● **수행 과제**
- A) 제공 본문을 보고 다음 물음에 각각 한 줄로 답하십시오.
(i) CSV 파일을 읽어 올 때 path 변수에 지정된 경로는 무엇입니까?
(ii) 'date'와 'store_id'로 묶은 뒤 'amount' 열에 적용하는 집계 방식은 무엇입니까?
(iii) 마지막 부분에서 train의 인덱스로 설정하는 열은 무엇입니까?
- B) 제공 본문의 첫 코드 블록에서 import 문으로 불러오는 모듈을 빠짐없이 나열하십시오.
- C) 제공 본문에서 "plt.rcParams['axes.unicode_minus'] = False" 부분에서 시작하여 "pd.read_csv(path + 'submission.csv')" 부분에서 끝나는 구간을 다시 쓰십시오. 이때 "submission" 표현을 모두 "sample" 표현으로 바꾸십시오.

● **제공 본문**
## import and load

In [1]:
import numpy as np
import pandas as pd
import matplotlib.pyplot as plt
import seaborn as sns
from tqdm import notebook
import datetime

#한글 깨짐방지
plt.rc('font',family = 'Malgun Gothic')
plt.rcParams['axes.unicode_minus'] = False

In [2]:
path = './data/'
train = pd.read_csv(path + 'train.csv')
test = pd.read_csv(path + 'test.csv')
submission  = pd.read_csv(path + 'submission.csv')

## data setting

In [3]:
#time, installment, days_of_week, card_id, holyday는 필요없다 생각하여 글쓴이는 제거
train = train.drop(columns=['time', 'installments', 'days_of_week', 'card_id', 'holyday'])
test = test.drop(columns=['time', 'installments', 'days_of_week', 'card_id', 'holyday'])

In [4]:
# 'date','store_id'로 결합
train = train.groupby(['date','store_id']).agg({'amount':'sum'}).reset_index()
test = test.groupby(['date','store_id']).agg({'amount':'sum'}).reset_index()

In [5]:
#이러한 형태로 변환됨
train.head(1)

Unnamed: 0,date,store_id,amount
0,2016-08-01,2,2372


In [6]:
#date전환
train['date'] = pd.to_datetime(train['date'],infer_datetime_format= True)
test['date'] = pd.to_datetime(test['date'],infer_datetime_format= True)

In [7]:
# 나중을 위한 복제
train['temp_date'] = train['date']
test['temp_date'] = test['date']

In [8]:
# 날짜를 인덱스로 설정
train.set_index("date",inplace=True)

● **제공 데이터**
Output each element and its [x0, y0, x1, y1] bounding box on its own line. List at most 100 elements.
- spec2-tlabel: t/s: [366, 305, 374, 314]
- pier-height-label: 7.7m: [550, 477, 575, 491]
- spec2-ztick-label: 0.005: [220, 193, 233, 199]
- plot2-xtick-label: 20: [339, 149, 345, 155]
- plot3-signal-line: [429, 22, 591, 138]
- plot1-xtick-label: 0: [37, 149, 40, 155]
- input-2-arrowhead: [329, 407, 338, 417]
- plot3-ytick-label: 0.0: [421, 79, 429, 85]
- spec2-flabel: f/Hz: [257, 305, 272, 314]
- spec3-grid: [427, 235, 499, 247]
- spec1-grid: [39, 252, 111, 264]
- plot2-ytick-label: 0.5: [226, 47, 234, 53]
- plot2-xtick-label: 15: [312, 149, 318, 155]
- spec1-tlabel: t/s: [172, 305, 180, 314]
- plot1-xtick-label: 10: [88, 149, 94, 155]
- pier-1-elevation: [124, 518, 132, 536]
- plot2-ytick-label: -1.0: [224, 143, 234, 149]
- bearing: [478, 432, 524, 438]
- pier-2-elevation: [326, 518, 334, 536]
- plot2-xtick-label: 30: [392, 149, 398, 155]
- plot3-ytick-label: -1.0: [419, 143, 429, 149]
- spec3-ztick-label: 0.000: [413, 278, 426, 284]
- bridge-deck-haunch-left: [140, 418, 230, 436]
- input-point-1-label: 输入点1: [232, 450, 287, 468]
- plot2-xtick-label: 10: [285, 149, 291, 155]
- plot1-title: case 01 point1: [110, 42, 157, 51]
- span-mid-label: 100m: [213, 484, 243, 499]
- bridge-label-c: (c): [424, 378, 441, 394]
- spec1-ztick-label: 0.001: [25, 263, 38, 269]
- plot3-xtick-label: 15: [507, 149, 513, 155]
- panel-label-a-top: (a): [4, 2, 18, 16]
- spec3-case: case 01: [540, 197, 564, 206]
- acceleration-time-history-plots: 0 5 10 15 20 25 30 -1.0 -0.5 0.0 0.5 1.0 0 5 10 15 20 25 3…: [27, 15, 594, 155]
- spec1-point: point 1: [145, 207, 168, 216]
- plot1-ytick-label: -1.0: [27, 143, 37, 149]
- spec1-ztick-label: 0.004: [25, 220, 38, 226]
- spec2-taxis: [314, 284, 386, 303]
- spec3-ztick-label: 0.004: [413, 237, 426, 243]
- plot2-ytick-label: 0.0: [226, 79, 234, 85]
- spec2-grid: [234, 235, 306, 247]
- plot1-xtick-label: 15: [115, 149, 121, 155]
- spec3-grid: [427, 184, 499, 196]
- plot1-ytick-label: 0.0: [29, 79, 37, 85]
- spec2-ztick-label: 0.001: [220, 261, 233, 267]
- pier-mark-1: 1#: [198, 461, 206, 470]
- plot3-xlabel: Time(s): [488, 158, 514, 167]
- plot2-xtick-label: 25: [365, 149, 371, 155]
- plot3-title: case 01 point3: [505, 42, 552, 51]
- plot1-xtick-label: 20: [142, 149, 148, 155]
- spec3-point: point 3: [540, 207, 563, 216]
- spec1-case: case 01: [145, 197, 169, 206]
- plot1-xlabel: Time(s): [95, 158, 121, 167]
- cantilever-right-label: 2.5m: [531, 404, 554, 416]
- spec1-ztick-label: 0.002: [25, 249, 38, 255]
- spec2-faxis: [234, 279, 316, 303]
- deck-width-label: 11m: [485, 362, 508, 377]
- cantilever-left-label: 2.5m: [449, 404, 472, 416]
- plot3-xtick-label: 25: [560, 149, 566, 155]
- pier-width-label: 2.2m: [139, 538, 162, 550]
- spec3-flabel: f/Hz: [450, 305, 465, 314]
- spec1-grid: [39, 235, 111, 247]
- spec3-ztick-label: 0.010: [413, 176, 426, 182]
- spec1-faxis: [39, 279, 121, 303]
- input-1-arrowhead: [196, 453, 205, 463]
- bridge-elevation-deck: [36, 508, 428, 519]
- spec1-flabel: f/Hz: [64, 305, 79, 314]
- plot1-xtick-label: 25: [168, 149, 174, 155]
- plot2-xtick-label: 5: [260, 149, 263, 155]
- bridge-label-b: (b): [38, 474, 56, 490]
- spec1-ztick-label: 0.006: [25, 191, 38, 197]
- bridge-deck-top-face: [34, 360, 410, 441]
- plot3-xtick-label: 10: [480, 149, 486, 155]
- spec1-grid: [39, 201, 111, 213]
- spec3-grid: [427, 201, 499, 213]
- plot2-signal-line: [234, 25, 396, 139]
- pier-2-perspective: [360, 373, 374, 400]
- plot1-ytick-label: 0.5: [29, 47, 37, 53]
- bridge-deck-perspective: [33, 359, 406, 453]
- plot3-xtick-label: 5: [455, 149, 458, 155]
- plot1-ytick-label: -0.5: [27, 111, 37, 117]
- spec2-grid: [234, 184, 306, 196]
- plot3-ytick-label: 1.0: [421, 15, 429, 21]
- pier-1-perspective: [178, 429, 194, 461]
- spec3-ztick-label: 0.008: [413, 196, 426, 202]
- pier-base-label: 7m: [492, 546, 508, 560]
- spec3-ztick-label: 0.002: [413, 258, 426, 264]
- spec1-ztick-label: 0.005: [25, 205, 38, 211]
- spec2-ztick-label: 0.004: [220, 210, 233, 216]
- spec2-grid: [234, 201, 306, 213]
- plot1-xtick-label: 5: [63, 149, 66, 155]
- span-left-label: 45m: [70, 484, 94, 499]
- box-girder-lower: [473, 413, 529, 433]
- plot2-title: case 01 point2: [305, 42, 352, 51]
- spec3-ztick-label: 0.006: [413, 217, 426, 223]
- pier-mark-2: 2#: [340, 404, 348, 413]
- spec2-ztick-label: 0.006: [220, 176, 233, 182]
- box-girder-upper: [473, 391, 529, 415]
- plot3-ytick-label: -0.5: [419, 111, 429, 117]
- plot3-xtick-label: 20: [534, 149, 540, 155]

● **과제별 풀이**
- A)
(i) './data/'
(ii) 합계('sum')
(iii) "date" 열

- B)
numpy (np)
pandas (pd)
matplotlib.pyplot (plt)
seaborn (sns)
tqdm의 notebook
datetime

- C)
plt.rcParams['axes.unicode_minus'] = False

In [2]:
path = './data/'
train = pd.read_csv(path + 'train.csv')
test = pd.read_csv(path + 'test.csv')
sample  = pd.read_csv(path + 'sample.csv')